Dataset entries
###
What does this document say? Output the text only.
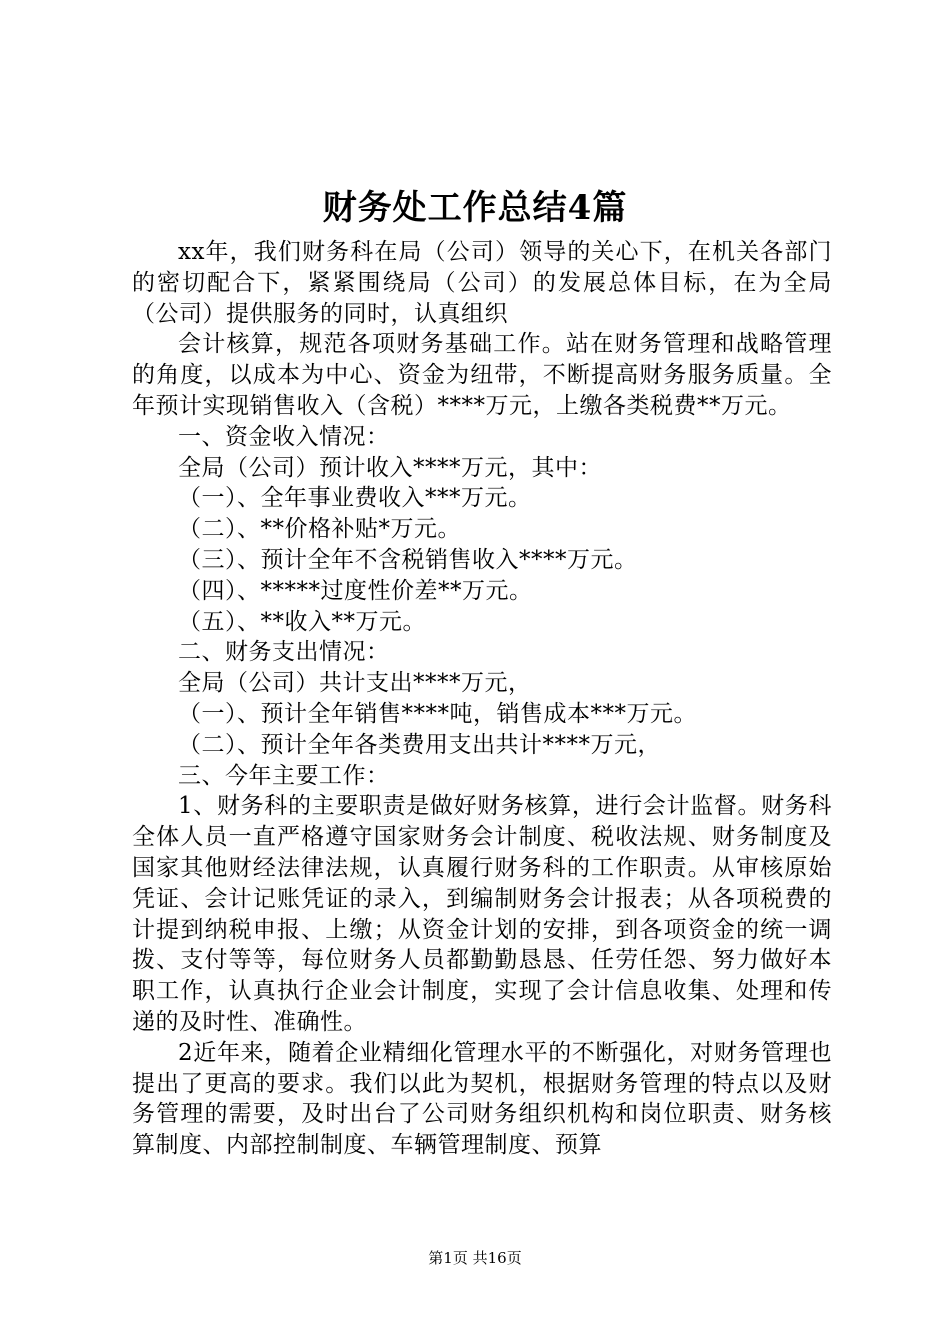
财务处工作总结4篇

xx年，我们财务科在局（公司）领导的关心下，在机关各部门的密切配合下，紧紧围绕局（公司）的发展总体目标，在为全局（公司）提供服务的同时，认真组织

会计核算，规范各项财务基础工作。站在财务管理和战略管理的角度，以成本为中心、资金为纽带，不断提高财务服务质量。全年预计实现销售收入（含税）****万元，上缴各类税费**万元。

一、资金收入情况：

全局（公司）预计收入****万元，其中：

（一）、全年事业费收入***万元。

（二）、**价格补贴*万元。

（三）、预计全年不含税销售收入****万元。

（四）、*****过度性价差**万元。

（五）、**收入**万元。

二、财务支出情况：

全局（公司）共计支出****万元，

（一）、预计全年销售****吨，销售成本***万元。

（二）、预计全年各类费用支出共计****万元，

三、今年主要工作：

1、财务科的主要职责是做好财务核算，进行会计监督。财务科全体人员一直严格遵守国家财务会计制度、税收法规、财务制度及国家其他财经法律法规，认真履行财务科的工作职责。从审核原始凭证、会计记账凭证的录入，到编制财务会计报表；从各项税费的计提到纳税申报、上缴；从资金计划的安排，到各项资金的统一调拨、支付等等，每位财务人员都勤勤恳恳、任劳任怨、努力做好本职工作，认真执行企业会计制度，实现了会计信息收集、处理和传递的及时性、准确性。

2近年来，随着企业精细化管理水平的不断强化，对财务管理也提出了更高的要求。我们以此为契机，根据财务管理的特点以及财务管理的需要，及时出台了公司财务组织机构和岗位职责、财务核算制度、内部控制制度、车辆管理制度、预算

第1页 共16页
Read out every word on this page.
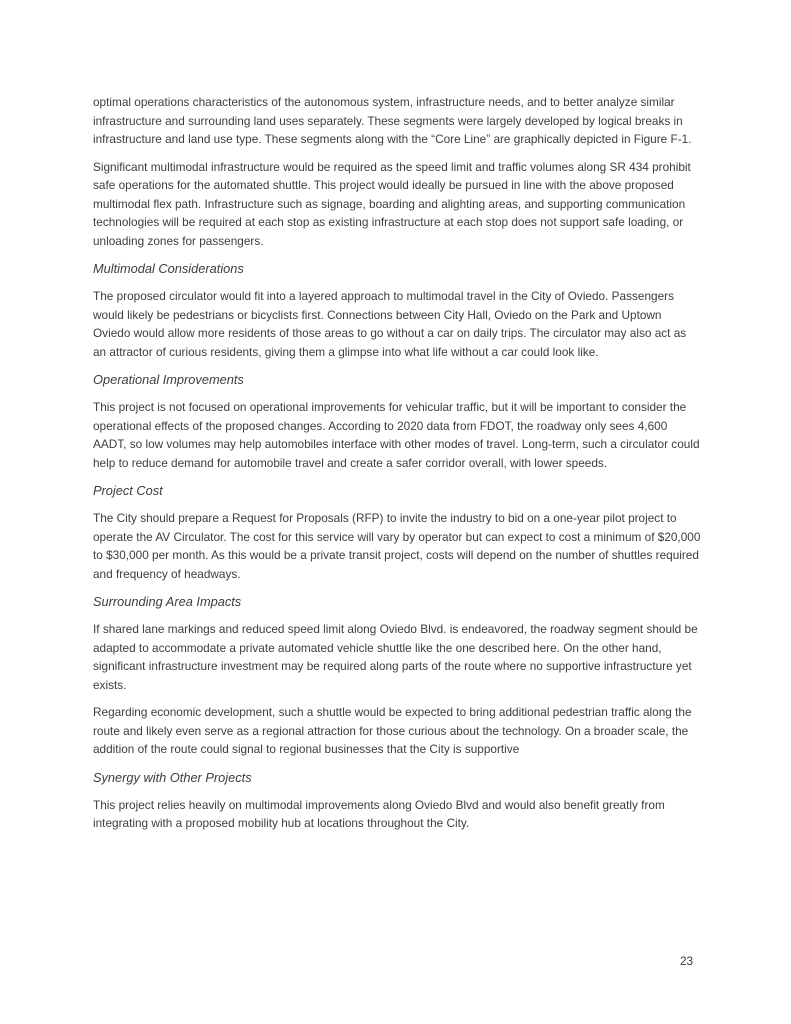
optimal operations characteristics of the autonomous system, infrastructure needs, and to better analyze similar infrastructure and surrounding land uses separately. These segments were largely developed by logical breaks in infrastructure and land use type. These segments along with the “Core Line” are graphically depicted in Figure F-1.

Significant multimodal infrastructure would be required as the speed limit and traffic volumes along SR 434 prohibit safe operations for the automated shuttle. This project would ideally be pursued in line with the above proposed multimodal flex path. Infrastructure such as signage, boarding and alighting areas, and supporting communication technologies will be required at each stop as existing infrastructure at each stop does not support safe loading, or unloading zones for passengers.

Multimodal Considerations

The proposed circulator would fit into a layered approach to multimodal travel in the City of Oviedo. Passengers would likely be pedestrians or bicyclists first. Connections between City Hall, Oviedo on the Park and Uptown Oviedo would allow more residents of those areas to go without a car on daily trips. The circulator may also act as an attractor of curious residents, giving them a glimpse into what life without a car could look like.

Operational Improvements

This project is not focused on operational improvements for vehicular traffic, but it will be important to consider the operational effects of the proposed changes. According to 2020 data from FDOT, the roadway only sees 4,600 AADT, so low volumes may help automobiles interface with other modes of travel. Long-term, such a circulator could help to reduce demand for automobile travel and create a safer corridor overall, with lower speeds.

Project Cost

The City should prepare a Request for Proposals (RFP) to invite the industry to bid on a one-year pilot project to operate the AV Circulator. The cost for this service will vary by operator but can expect to cost a minimum of $20,000 to $30,000 per month. As this would be a private transit project, costs will depend on the number of shuttles required and frequency of headways.

Surrounding Area Impacts

If shared lane markings and reduced speed limit along Oviedo Blvd. is endeavored, the roadway segment should be adapted to accommodate a private automated vehicle shuttle like the one described here. On the other hand, significant infrastructure investment may be required along parts of the route where no supportive infrastructure yet exists.

Regarding economic development, such a shuttle would be expected to bring additional pedestrian traffic along the route and likely even serve as a regional attraction for those curious about the technology. On a broader scale, the addition of the route could signal to regional businesses that the City is supportive

Synergy with Other Projects

This project relies heavily on multimodal improvements along Oviedo Blvd and would also benefit greatly from integrating with a proposed mobility hub at locations throughout the City.

23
###
Task directions ::
Give the entries again word for word, but skip the pictures.

Expected answer ::
What does this document say? Output the text only.
财务处工作总结4篇

xx年，我们财务科在局（公司）领导的关心下，在机关各部门的密切配合下，紧紧围绕局（公司）的发展总体目标，在为全局（公司）提供服务的同时，认真组织

会计核算，规范各项财务基础工作。站在财务管理和战略管理的角度，以成本为中心、资金为纽带，不断提高财务服务质量。全年预计实现销售收入（含税）****万元，上缴各类税费**万元。

一、资金收入情况：

全局（公司）预计收入****万元，其中：

（一）、全年事业费收入***万元。

（二）、**价格补贴*万元。

（三）、预计全年不含税销售收入****万元。

（四）、*****过度性价差**万元。

（五）、**收入**万元。

二、财务支出情况：

全局（公司）共计支出****万元，

（一）、预计全年销售****吨，销售成本***万元。

（二）、预计全年各类费用支出共计****万元，

三、今年主要工作：

1、财务科的主要职责是做好财务核算，进行会计监督。财务科全体人员一直严格遵守国家财务会计制度、税收法规、财务制度及国家其他财经法律法规，认真履行财务科的工作职责。从审核原始凭证、会计记账凭证的录入，到编制财务会计报表；从各项税费的计提到纳税申报、上缴；从资金计划的安排，到各项资金的统一调拨、支付等等，每位财务人员都勤勤恳恳、任劳任怨、努力做好本职工作，认真执行企业会计制度，实现了会计信息收集、处理和传递的及时性、准确性。

2近年来，随着企业精细化管理水平的不断强化，对财务管理也提出了更高的要求。我们以此为契机，根据财务管理的特点以及财务管理的需要，及时出台了公司财务组织机构和岗位职责、财务核算制度、内部控制制度、车辆管理制度、预算

第1页 共16页
Read out every word on this page.
optimal operations characteristics of the autonomous system, infrastructure needs, and to better analyze similar infrastructure and surrounding land uses separately. These segments were largely developed by logical breaks in infrastructure and land use type. These segments along with the “Core Line” are graphically depicted in Figure F-1.

Significant multimodal infrastructure would be required as the speed limit and traffic volumes along SR 434 prohibit safe operations for the automated shuttle. This project would ideally be pursued in line with the above proposed multimodal flex path. Infrastructure such as signage, boarding and alighting areas, and supporting communication technologies will be required at each stop as existing infrastructure at each stop does not support safe loading, or unloading zones for passengers.

Multimodal Considerations

The proposed circulator would fit into a layered approach to multimodal travel in the City of Oviedo. Passengers would likely be pedestrians or bicyclists first. Connections between City Hall, Oviedo on the Park and Uptown Oviedo would allow more residents of those areas to go without a car on daily trips. The circulator may also act as an attractor of curious residents, giving them a glimpse into what life without a car could look like.

Operational Improvements

This project is not focused on operational improvements for vehicular traffic, but it will be important to consider the operational effects of the proposed changes. According to 2020 data from FDOT, the roadway only sees 4,600 AADT, so low volumes may help automobiles interface with other modes of travel. Long-term, such a circulator could help to reduce demand for automobile travel and create a safer corridor overall, with lower speeds.

Project Cost

The City should prepare a Request for Proposals (RFP) to invite the industry to bid on a one-year pilot project to operate the AV Circulator. The cost for this service will vary by operator but can expect to cost a minimum of $20,000 to $30,000 per month. As this would be a private transit project, costs will depend on the number of shuttles required and frequency of headways.

Surrounding Area Impacts

If shared lane markings and reduced speed limit along Oviedo Blvd. is endeavored, the roadway segment should be adapted to accommodate a private automated vehicle shuttle like the one described here. On the other hand, significant infrastructure investment may be required along parts of the route where no supportive infrastructure yet exists.

Regarding economic development, such a shuttle would be expected to bring additional pedestrian traffic along the route and likely even serve as a regional attraction for those curious about the technology. On a broader scale, the addition of the route could signal to regional businesses that the City is supportive

Synergy with Other Projects

This project relies heavily on multimodal improvements along Oviedo Blvd and would also benefit greatly from integrating with a proposed mobility hub at locations throughout the City.

23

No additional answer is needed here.